Figure dataset records
•••
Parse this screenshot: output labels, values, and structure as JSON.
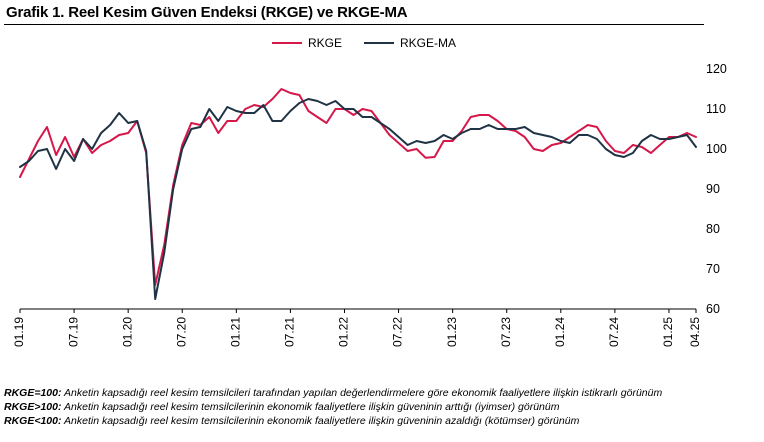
{
  "title": "Grafik 1. Reel Kesim Güven Endeksi (RKGE) ve RKGE-MA",
  "notes": [
    {
      "key": "RKGE=100:",
      "text": " Anketin kapsadığı reel kesim temsilcileri tarafından yapılan değerlendirmelere göre ekonomik faaliyetlere ilişkin istikrarlı görünüm"
    },
    {
      "key": "RKGE>100:",
      "text": " Anketin kapsadığı reel kesim temsilcilerinin ekonomik faaliyetlere ilişkin güveninin arttığı (iyimser) görünüm"
    },
    {
      "key": "RKGE<100:",
      "text": " Anketin kapsadığı reel kesim temsilcilerinin ekonomik faaliyetlere ilişkin güveninin azaldığı (kötümser) görünüm"
    }
  ],
  "colors": {
    "RKGE": "#d5174a",
    "RKGE-MA": "#1f3344",
    "axis": "#000000",
    "grid": "#cccccc"
  },
  "chart_data": {
    "type": "line",
    "title": "Grafik 1. Reel Kesim Güven Endeksi (RKGE) ve RKGE-MA",
    "xlabel": "",
    "ylabel": "",
    "ylim": [
      60,
      120
    ],
    "yticks": [
      60,
      70,
      80,
      90,
      100,
      110,
      120
    ],
    "y_axis_position": "right",
    "legend_position": "top-center",
    "grid": false,
    "x_tick_labels": [
      "01.19",
      "07.19",
      "01.20",
      "07.20",
      "01.21",
      "07.21",
      "01.22",
      "07.22",
      "01.23",
      "07.23",
      "01.24",
      "07.24",
      "01.25",
      "04.25"
    ],
    "x_tick_indices": [
      0,
      6,
      12,
      18,
      24,
      30,
      36,
      42,
      48,
      54,
      60,
      66,
      72,
      75
    ],
    "x": [
      "01.19",
      "02.19",
      "03.19",
      "04.19",
      "05.19",
      "06.19",
      "07.19",
      "08.19",
      "09.19",
      "10.19",
      "11.19",
      "12.19",
      "01.20",
      "02.20",
      "03.20",
      "04.20",
      "05.20",
      "06.20",
      "07.20",
      "08.20",
      "09.20",
      "10.20",
      "11.20",
      "12.20",
      "01.21",
      "02.21",
      "03.21",
      "04.21",
      "05.21",
      "06.21",
      "07.21",
      "08.21",
      "09.21",
      "10.21",
      "11.21",
      "12.21",
      "01.22",
      "02.22",
      "03.22",
      "04.22",
      "05.22",
      "06.22",
      "07.22",
      "08.22",
      "09.22",
      "10.22",
      "11.22",
      "12.22",
      "01.23",
      "02.23",
      "03.23",
      "04.23",
      "05.23",
      "06.23",
      "07.23",
      "08.23",
      "09.23",
      "10.23",
      "11.23",
      "12.23",
      "01.24",
      "02.24",
      "03.24",
      "04.24",
      "05.24",
      "06.24",
      "07.24",
      "08.24",
      "09.24",
      "10.24",
      "11.24",
      "12.24",
      "01.25",
      "02.25",
      "03.25",
      "04.25"
    ],
    "series": [
      {
        "name": "RKGE",
        "values": [
          93.0,
          97.5,
          102.0,
          105.5,
          98.5,
          103.0,
          98.0,
          102.5,
          99.0,
          101.0,
          102.0,
          103.5,
          104.0,
          107.0,
          99.0,
          66.0,
          76.0,
          91.0,
          101.0,
          106.5,
          106.0,
          108.0,
          104.0,
          107.0,
          107.0,
          110.0,
          111.0,
          110.5,
          112.5,
          115.0,
          114.0,
          113.5,
          109.5,
          108.0,
          106.5,
          110.0,
          110.0,
          108.5,
          110.0,
          109.5,
          106.5,
          103.5,
          101.5,
          99.5,
          100.0,
          97.8,
          98.0,
          102.0,
          102.0,
          104.5,
          108.0,
          108.5,
          108.5,
          107.0,
          105.0,
          104.5,
          103.0,
          100.0,
          99.5,
          101.0,
          101.5,
          103.0,
          104.5,
          106.0,
          105.5,
          102.0,
          99.5,
          99.0,
          101.0,
          100.5,
          99.0,
          101.0,
          103.0,
          103.0,
          104.0,
          103.0
        ]
      },
      {
        "name": "RKGE-MA",
        "values": [
          95.5,
          97.0,
          99.5,
          100.0,
          95.0,
          100.0,
          97.0,
          102.5,
          100.0,
          104.0,
          106.0,
          109.0,
          106.5,
          107.0,
          99.5,
          62.5,
          74.0,
          90.0,
          100.0,
          105.0,
          105.5,
          110.0,
          107.0,
          110.5,
          109.5,
          109.0,
          109.0,
          111.0,
          107.0,
          107.0,
          109.5,
          111.5,
          112.5,
          112.0,
          111.0,
          112.0,
          110.0,
          110.0,
          108.0,
          108.0,
          106.5,
          105.0,
          103.0,
          101.0,
          102.0,
          101.5,
          102.0,
          103.5,
          102.5,
          104.0,
          105.0,
          105.0,
          106.0,
          105.0,
          105.0,
          105.0,
          105.5,
          104.0,
          103.5,
          103.0,
          102.0,
          101.5,
          103.5,
          103.5,
          102.5,
          100.0,
          98.5,
          98.0,
          99.0,
          102.0,
          103.5,
          102.5,
          102.5,
          103.0,
          103.5,
          100.5
        ]
      }
    ]
  }
}
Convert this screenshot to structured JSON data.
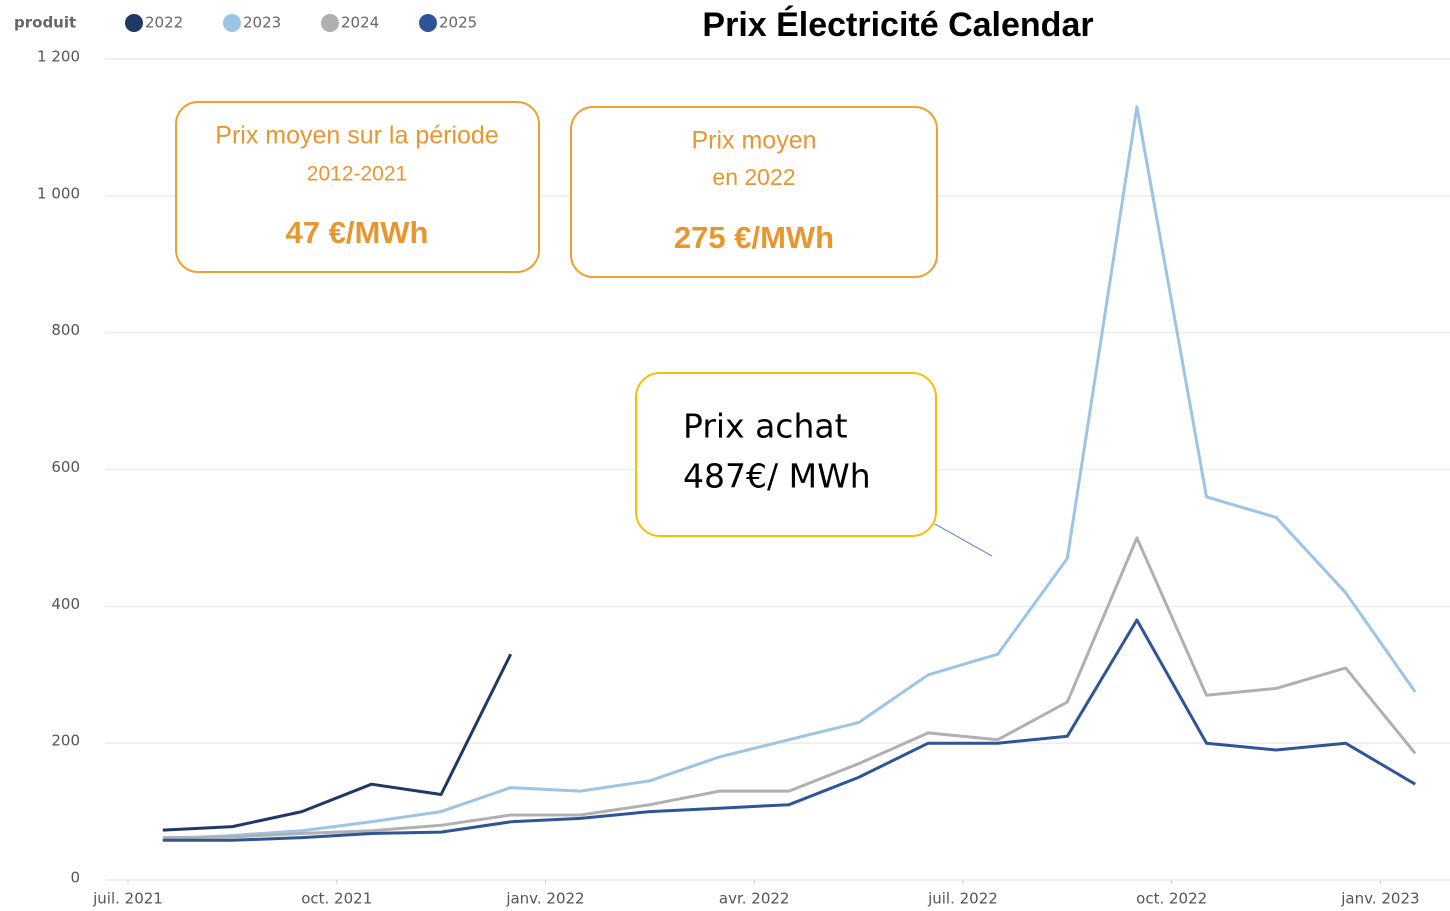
•••
TASK BRIEF:
Reproduce all of the data exactly; the pictures do not belong in the copy.

TASK OUTPUT:
Parse this screenshot: output labels, values, and structure as JSON.
{
  "title": "Grafik 1. Reel Kesim Güven Endeksi (RKGE) ve RKGE-MA",
  "notes": [
    {
      "key": "RKGE=100:",
      "text": " Anketin kapsadığı reel kesim temsilcileri tarafından yapılan değerlendirmelere göre ekonomik faaliyetlere ilişkin istikrarlı görünüm"
    },
    {
      "key": "RKGE>100:",
      "text": " Anketin kapsadığı reel kesim temsilcilerinin ekonomik faaliyetlere ilişkin güveninin arttığı (iyimser) görünüm"
    },
    {
      "key": "RKGE<100:",
      "text": " Anketin kapsadığı reel kesim temsilcilerinin ekonomik faaliyetlere ilişkin güveninin azaldığı (kötümser) görünüm"
    }
  ],
  "colors": {
    "RKGE": "#d5174a",
    "RKGE-MA": "#1f3344",
    "axis": "#000000",
    "grid": "#cccccc"
  },
  "chart_data": {
    "type": "line",
    "title": "Grafik 1. Reel Kesim Güven Endeksi (RKGE) ve RKGE-MA",
    "xlabel": "",
    "ylabel": "",
    "ylim": [
      60,
      120
    ],
    "yticks": [
      60,
      70,
      80,
      90,
      100,
      110,
      120
    ],
    "y_axis_position": "right",
    "legend_position": "top-center",
    "grid": false,
    "x_tick_labels": [
      "01.19",
      "07.19",
      "01.20",
      "07.20",
      "01.21",
      "07.21",
      "01.22",
      "07.22",
      "01.23",
      "07.23",
      "01.24",
      "07.24",
      "01.25",
      "04.25"
    ],
    "x_tick_indices": [
      0,
      6,
      12,
      18,
      24,
      30,
      36,
      42,
      48,
      54,
      60,
      66,
      72,
      75
    ],
    "x": [
      "01.19",
      "02.19",
      "03.19",
      "04.19",
      "05.19",
      "06.19",
      "07.19",
      "08.19",
      "09.19",
      "10.19",
      "11.19",
      "12.19",
      "01.20",
      "02.20",
      "03.20",
      "04.20",
      "05.20",
      "06.20",
      "07.20",
      "08.20",
      "09.20",
      "10.20",
      "11.20",
      "12.20",
      "01.21",
      "02.21",
      "03.21",
      "04.21",
      "05.21",
      "06.21",
      "07.21",
      "08.21",
      "09.21",
      "10.21",
      "11.21",
      "12.21",
      "01.22",
      "02.22",
      "03.22",
      "04.22",
      "05.22",
      "06.22",
      "07.22",
      "08.22",
      "09.22",
      "10.22",
      "11.22",
      "12.22",
      "01.23",
      "02.23",
      "03.23",
      "04.23",
      "05.23",
      "06.23",
      "07.23",
      "08.23",
      "09.23",
      "10.23",
      "11.23",
      "12.23",
      "01.24",
      "02.24",
      "03.24",
      "04.24",
      "05.24",
      "06.24",
      "07.24",
      "08.24",
      "09.24",
      "10.24",
      "11.24",
      "12.24",
      "01.25",
      "02.25",
      "03.25",
      "04.25"
    ],
    "series": [
      {
        "name": "RKGE",
        "values": [
          93.0,
          97.5,
          102.0,
          105.5,
          98.5,
          103.0,
          98.0,
          102.5,
          99.0,
          101.0,
          102.0,
          103.5,
          104.0,
          107.0,
          99.0,
          66.0,
          76.0,
          91.0,
          101.0,
          106.5,
          106.0,
          108.0,
          104.0,
          107.0,
          107.0,
          110.0,
          111.0,
          110.5,
          112.5,
          115.0,
          114.0,
          113.5,
          109.5,
          108.0,
          106.5,
          110.0,
          110.0,
          108.5,
          110.0,
          109.5,
          106.5,
          103.5,
          101.5,
          99.5,
          100.0,
          97.8,
          98.0,
          102.0,
          102.0,
          104.5,
          108.0,
          108.5,
          108.5,
          107.0,
          105.0,
          104.5,
          103.0,
          100.0,
          99.5,
          101.0,
          101.5,
          103.0,
          104.5,
          106.0,
          105.5,
          102.0,
          99.5,
          99.0,
          101.0,
          100.5,
          99.0,
          101.0,
          103.0,
          103.0,
          104.0,
          103.0
        ]
      },
      {
        "name": "RKGE-MA",
        "values": [
          95.5,
          97.0,
          99.5,
          100.0,
          95.0,
          100.0,
          97.0,
          102.5,
          100.0,
          104.0,
          106.0,
          109.0,
          106.5,
          107.0,
          99.5,
          62.5,
          74.0,
          90.0,
          100.0,
          105.0,
          105.5,
          110.0,
          107.0,
          110.5,
          109.5,
          109.0,
          109.0,
          111.0,
          107.0,
          107.0,
          109.5,
          111.5,
          112.5,
          112.0,
          111.0,
          112.0,
          110.0,
          110.0,
          108.0,
          108.0,
          106.5,
          105.0,
          103.0,
          101.0,
          102.0,
          101.5,
          102.0,
          103.5,
          102.5,
          104.0,
          105.0,
          105.0,
          106.0,
          105.0,
          105.0,
          105.0,
          105.5,
          104.0,
          103.5,
          103.0,
          102.0,
          101.5,
          103.5,
          103.5,
          102.5,
          100.0,
          98.5,
          98.0,
          99.0,
          102.0,
          103.5,
          102.5,
          102.5,
          103.0,
          103.5,
          100.5
        ]
      }
    ]
  }
}
Convert this screenshot to structured JSON data.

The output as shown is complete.